**Listed entries:**
=-=-=-=-=

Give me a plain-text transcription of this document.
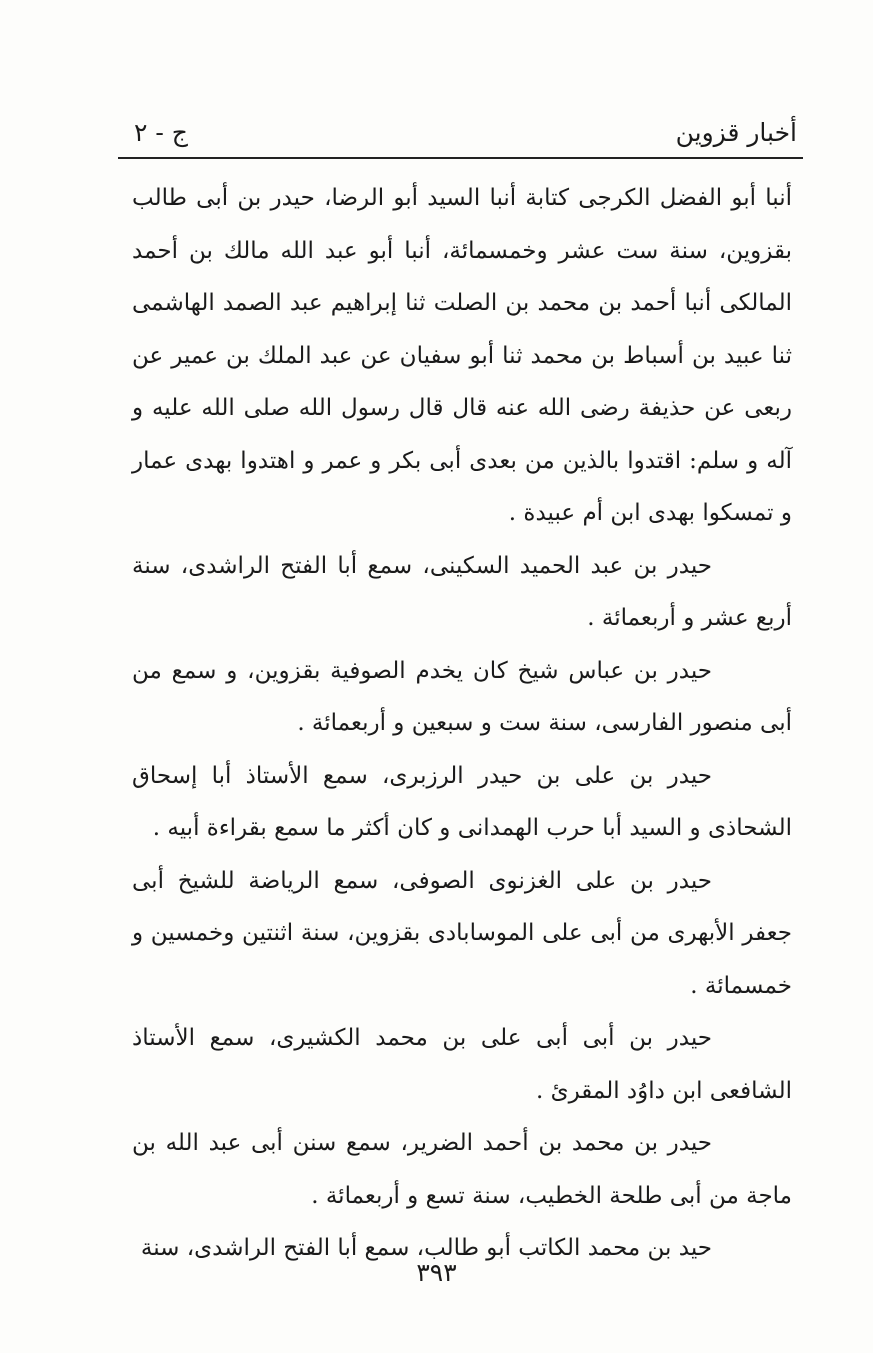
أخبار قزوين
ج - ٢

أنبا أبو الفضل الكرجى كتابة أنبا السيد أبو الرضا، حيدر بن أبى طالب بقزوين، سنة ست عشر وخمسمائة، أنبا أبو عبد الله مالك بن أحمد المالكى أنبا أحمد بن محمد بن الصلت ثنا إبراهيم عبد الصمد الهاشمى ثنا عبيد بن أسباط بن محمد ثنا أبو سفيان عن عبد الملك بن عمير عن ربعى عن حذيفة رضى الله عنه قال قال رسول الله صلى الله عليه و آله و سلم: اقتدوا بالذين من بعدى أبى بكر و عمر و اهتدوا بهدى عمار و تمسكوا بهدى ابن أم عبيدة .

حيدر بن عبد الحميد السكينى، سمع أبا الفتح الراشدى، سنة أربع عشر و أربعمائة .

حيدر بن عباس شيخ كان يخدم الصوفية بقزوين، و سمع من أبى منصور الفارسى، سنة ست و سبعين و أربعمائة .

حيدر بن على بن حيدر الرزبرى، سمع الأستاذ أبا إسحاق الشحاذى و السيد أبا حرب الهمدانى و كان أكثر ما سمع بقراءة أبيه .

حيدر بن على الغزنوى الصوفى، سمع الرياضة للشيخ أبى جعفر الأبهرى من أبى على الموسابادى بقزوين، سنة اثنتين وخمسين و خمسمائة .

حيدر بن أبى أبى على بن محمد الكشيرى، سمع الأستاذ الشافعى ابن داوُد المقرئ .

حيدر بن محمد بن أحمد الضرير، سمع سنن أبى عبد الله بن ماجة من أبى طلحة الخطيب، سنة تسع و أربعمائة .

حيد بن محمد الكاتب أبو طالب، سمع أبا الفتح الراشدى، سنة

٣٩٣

=-=-=-=-=

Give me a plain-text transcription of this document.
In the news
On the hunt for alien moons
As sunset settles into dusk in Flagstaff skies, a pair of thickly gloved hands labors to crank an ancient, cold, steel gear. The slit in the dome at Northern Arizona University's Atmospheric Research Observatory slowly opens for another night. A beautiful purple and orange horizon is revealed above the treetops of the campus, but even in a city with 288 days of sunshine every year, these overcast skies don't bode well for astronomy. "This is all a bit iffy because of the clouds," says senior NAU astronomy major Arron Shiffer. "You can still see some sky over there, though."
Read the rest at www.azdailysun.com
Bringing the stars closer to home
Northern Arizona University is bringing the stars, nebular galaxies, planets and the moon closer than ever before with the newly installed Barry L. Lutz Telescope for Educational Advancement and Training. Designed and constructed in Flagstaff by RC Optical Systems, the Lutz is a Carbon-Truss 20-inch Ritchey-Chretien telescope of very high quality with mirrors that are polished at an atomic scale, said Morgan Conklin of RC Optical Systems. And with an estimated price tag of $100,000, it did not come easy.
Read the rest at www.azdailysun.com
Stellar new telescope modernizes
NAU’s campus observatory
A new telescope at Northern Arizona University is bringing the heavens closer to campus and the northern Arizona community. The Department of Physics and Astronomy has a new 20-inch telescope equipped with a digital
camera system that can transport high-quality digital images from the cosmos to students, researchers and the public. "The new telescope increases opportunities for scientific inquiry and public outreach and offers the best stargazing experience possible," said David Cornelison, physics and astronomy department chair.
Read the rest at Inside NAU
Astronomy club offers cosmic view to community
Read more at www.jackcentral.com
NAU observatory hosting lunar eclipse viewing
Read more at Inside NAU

=-=-=-=-=

State the count of lines that contain the string "الراشدى". Nothing else is needed.

**Solution to this exercise:** 2